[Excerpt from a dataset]

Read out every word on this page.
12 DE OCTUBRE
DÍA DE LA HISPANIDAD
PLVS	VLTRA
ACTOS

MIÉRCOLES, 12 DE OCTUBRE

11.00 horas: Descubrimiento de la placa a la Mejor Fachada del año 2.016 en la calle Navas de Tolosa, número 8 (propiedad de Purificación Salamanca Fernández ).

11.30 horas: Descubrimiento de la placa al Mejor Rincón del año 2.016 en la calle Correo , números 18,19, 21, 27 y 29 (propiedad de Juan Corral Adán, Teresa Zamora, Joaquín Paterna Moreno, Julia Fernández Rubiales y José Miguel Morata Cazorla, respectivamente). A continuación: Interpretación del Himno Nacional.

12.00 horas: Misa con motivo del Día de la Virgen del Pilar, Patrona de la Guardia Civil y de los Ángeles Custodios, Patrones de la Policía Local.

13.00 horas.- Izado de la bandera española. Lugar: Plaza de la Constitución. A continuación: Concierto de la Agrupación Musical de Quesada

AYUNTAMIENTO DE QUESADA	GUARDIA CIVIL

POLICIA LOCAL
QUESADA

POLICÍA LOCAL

## REQUIRED WORK
Return all of the above records exactly, leaving no line out.

## EXERCISE RESULT
Read out every word on this page.
12 DE OCTUBRE
DÍA DE LA HISPANIDAD
PLVS	VLTRA
ACTOS

MIÉRCOLES, 12 DE OCTUBRE

11.00 horas: Descubrimiento de la placa a la Mejor Fachada del año 2.016 en la calle Navas de Tolosa, número 8 (propiedad de Purificación Salamanca Fernández ).

11.30 horas: Descubrimiento de la placa al Mejor Rincón del año 2.016 en la calle Correo , números 18,19, 21, 27 y 29 (propiedad de Juan Corral Adán, Teresa Zamora, Joaquín Paterna Moreno, Julia Fernández Rubiales y José Miguel Morata Cazorla, respectivamente). A continuación: Interpretación del Himno Nacional.

12.00 horas: Misa con motivo del Día de la Virgen del Pilar, Patrona de la Guardia Civil y de los Ángeles Custodios, Patrones de la Policía Local.

13.00 horas.- Izado de la bandera española. Lugar: Plaza de la Constitución. A continuación: Concierto de la Agrupación Musical de Quesada

AYUNTAMIENTO DE QUESADA	GUARDIA CIVIL

POLICIA LOCAL
QUESADA

POLICÍA LOCAL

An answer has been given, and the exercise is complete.